Texte de l'exercice.
((

Cette revendication, au-delà du cas ivoirien, pose une question qui traverse toute l'Afrique de l'Ouest : comment concilier une croissance économique rapide, souvent portée par des secteurs capitalistiques et des investissements étrangers, avec une amélioration tangible du pouvoir d'achat des populations ? La Côte d'Ivoire, par son poids démographique et économique, pourrait bien devenir un laboratoire pour ce dilemme. Les prochains mois diront si le gouvernement choisit l'apaisement social par une hausse substantielle, ou s'il privilégie la stabilité macroéconomique au risque d'un affrontement latent. Dans tous les cas, le débat sur le salaire minimum est désormais lancé – et il ne se limitera probablement pas aux frontières ivoiriennes.

))

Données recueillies

((

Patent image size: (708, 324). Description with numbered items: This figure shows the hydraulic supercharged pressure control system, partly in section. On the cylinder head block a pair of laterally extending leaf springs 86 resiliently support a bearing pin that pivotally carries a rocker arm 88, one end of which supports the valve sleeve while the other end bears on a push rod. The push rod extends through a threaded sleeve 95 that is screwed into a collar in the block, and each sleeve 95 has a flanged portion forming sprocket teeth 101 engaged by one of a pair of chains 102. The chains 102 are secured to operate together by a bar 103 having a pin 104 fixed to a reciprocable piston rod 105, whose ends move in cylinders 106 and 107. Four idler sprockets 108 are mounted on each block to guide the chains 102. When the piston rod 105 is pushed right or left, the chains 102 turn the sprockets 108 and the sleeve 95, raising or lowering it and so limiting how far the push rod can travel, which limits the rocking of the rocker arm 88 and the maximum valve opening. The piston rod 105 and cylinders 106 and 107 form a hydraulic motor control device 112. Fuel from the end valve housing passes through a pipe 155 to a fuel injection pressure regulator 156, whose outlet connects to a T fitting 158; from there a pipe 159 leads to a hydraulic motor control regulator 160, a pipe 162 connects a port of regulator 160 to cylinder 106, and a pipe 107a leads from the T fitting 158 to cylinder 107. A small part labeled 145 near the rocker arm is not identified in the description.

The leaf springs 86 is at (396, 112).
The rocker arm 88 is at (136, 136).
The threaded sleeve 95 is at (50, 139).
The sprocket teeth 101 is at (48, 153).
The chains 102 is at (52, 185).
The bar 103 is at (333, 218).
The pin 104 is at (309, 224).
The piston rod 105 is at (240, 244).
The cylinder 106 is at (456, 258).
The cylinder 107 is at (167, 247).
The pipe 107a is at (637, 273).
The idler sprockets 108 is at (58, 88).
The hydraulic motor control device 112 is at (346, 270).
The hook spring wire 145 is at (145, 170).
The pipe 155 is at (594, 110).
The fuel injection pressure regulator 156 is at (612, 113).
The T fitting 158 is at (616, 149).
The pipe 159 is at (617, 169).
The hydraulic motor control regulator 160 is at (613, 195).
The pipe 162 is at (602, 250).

))

Relevez, dans leur ordre d'apparition, tous les adjectifs du texte de l'exercice qui se terminent par « -ique » ou « -iques », en citant chacun une seule fois. Les lignes ne jouent aucun rôle dans cet exercice.

Zone de réponse. économique, capitalistiques, démographique, macroéconomique